[What is being asked]
Transcribe the records below exactly.

[Records provided]
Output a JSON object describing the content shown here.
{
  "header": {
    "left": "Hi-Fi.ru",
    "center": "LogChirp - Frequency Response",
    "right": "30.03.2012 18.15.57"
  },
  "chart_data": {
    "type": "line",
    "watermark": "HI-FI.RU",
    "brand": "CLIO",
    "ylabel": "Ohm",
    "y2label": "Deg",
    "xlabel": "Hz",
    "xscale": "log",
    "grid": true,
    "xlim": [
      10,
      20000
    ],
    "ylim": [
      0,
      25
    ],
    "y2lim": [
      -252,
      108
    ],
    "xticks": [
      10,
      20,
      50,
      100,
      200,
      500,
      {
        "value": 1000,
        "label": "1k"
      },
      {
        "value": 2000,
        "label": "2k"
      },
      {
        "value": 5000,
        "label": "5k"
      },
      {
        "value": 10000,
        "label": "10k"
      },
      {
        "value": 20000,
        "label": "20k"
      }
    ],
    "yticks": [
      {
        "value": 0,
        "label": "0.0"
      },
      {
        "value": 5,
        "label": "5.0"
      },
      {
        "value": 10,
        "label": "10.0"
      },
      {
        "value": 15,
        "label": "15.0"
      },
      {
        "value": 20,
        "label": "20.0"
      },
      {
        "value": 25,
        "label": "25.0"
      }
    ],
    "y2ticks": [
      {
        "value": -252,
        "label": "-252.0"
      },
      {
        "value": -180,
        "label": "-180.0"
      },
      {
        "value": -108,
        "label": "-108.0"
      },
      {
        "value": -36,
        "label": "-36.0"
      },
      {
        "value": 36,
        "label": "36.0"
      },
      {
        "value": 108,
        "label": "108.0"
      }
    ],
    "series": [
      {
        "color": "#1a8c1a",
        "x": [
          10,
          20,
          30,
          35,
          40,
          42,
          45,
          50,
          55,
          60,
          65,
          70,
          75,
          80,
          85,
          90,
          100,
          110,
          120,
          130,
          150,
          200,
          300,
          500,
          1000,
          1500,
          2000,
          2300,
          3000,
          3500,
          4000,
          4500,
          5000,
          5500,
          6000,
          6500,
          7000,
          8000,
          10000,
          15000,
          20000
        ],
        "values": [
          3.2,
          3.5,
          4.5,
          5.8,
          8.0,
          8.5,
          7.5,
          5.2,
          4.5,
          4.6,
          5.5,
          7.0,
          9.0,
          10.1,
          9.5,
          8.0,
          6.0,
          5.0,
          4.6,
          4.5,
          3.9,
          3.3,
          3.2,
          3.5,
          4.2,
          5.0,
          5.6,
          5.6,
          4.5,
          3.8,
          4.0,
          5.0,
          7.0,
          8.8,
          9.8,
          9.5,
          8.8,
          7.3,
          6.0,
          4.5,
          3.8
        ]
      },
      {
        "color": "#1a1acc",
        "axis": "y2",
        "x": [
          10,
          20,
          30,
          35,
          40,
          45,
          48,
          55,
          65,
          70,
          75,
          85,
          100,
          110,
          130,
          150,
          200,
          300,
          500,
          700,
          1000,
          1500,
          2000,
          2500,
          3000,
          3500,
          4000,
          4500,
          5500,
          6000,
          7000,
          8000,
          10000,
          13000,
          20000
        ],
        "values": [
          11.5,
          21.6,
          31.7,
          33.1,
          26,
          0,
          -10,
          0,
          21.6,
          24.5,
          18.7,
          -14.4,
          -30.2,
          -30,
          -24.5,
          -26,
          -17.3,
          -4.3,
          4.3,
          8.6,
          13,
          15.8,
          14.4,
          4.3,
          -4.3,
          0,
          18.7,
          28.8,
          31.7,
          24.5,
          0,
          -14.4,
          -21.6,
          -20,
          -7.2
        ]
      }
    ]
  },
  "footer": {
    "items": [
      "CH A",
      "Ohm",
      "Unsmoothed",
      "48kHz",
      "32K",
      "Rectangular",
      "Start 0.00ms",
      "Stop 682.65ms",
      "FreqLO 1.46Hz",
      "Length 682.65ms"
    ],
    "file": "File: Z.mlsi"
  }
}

[Output]
Output a JSON object describing the content shown here.
{
  "header": {
    "left": "Hi-Fi.ru",
    "center": "LogChirp - Frequency Response",
    "right": "30.03.2012 18.15.57"
  },
  "chart_data": {
    "type": "line",
    "watermark": "HI-FI.RU",
    "brand": "CLIO",
    "ylabel": "Ohm",
    "y2label": "Deg",
    "xlabel": "Hz",
    "xscale": "log",
    "grid": true,
    "xlim": [
      10,
      20000
    ],
    "ylim": [
      0,
      25
    ],
    "y2lim": [
      -252,
      108
    ],
    "xticks": [
      10,
      20,
      50,
      100,
      200,
      500,
      {
        "value": 1000,
        "label": "1k"
      },
      {
        "value": 2000,
        "label": "2k"
      },
      {
        "value": 5000,
        "label": "5k"
      },
      {
        "value": 10000,
        "label": "10k"
      },
      {
        "value": 20000,
        "label": "20k"
      }
    ],
    "yticks": [
      {
        "value": 0,
        "label": "0.0"
      },
      {
        "value": 5,
        "label": "5.0"
      },
      {
        "value": 10,
        "label": "10.0"
      },
      {
        "value": 15,
        "label": "15.0"
      },
      {
        "value": 20,
        "label": "20.0"
      },
      {
        "value": 25,
        "label": "25.0"
      }
    ],
    "y2ticks": [
      {
        "value": -252,
        "label": "-252.0"
      },
      {
        "value": -180,
        "label": "-180.0"
      },
      {
        "value": -108,
        "label": "-108.0"
      },
      {
        "value": -36,
        "label": "-36.0"
      },
      {
        "value": 36,
        "label": "36.0"
      },
      {
        "value": 108,
        "label": "108.0"
      }
    ],
    "series": [
      {
        "color": "#1a8c1a",
        "x": [
          10,
          20,
          30,
          35,
          40,
          42,
          45,
          50,
          55,
          60,
          65,
          70,
          75,
          80,
          85,
          90,
          100,
          110,
          120,
          130,
          150,
          200,
          300,
          500,
          1000,
          1500,
          2000,
          2300,
          3000,
          3500,
          4000,
          4500,
          5000,
          5500,
          6000,
          6500,
          7000,
          8000,
          10000,
          15000,
          20000
        ],
        "values": [
          3.2,
          3.5,
          4.5,
          5.8,
          8.0,
          8.5,
          7.5,
          5.2,
          4.5,
          4.6,
          5.5,
          7.0,
          9.0,
          10.1,
          9.5,
          8.0,
          6.0,
          5.0,
          4.6,
          4.5,
          3.9,
          3.3,
          3.2,
          3.5,
          4.2,
          5.0,
          5.6,
          5.6,
          4.5,
          3.8,
          4.0,
          5.0,
          7.0,
          8.8,
          9.8,
          9.5,
          8.8,
          7.3,
          6.0,
          4.5,
          3.8
        ]
      },
      {
        "color": "#1a1acc",
        "axis": "y2",
        "x": [
          10,
          20,
          30,
          35,
          40,
          45,
          48,
          55,
          65,
          70,
          75,
          85,
          100,
          110,
          130,
          150,
          200,
          300,
          500,
          700,
          1000,
          1500,
          2000,
          2500,
          3000,
          3500,
          4000,
          4500,
          5500,
          6000,
          7000,
          8000,
          10000,
          13000,
          20000
        ],
        "values": [
          11.5,
          21.6,
          31.7,
          33.1,
          26,
          0,
          -10,
          0,
          21.6,
          24.5,
          18.7,
          -14.4,
          -30.2,
          -30,
          -24.5,
          -26,
          -17.3,
          -4.3,
          4.3,
          8.6,
          13,
          15.8,
          14.4,
          4.3,
          -4.3,
          0,
          18.7,
          28.8,
          31.7,
          24.5,
          0,
          -14.4,
          -21.6,
          -20,
          -7.2
        ]
      }
    ]
  },
  "footer": {
    "items": [
      "CH A",
      "Ohm",
      "Unsmoothed",
      "48kHz",
      "32K",
      "Rectangular",
      "Start 0.00ms",
      "Stop 682.65ms",
      "FreqLO 1.46Hz",
      "Length 682.65ms"
    ],
    "file": "File: Z.mlsi"
  }
}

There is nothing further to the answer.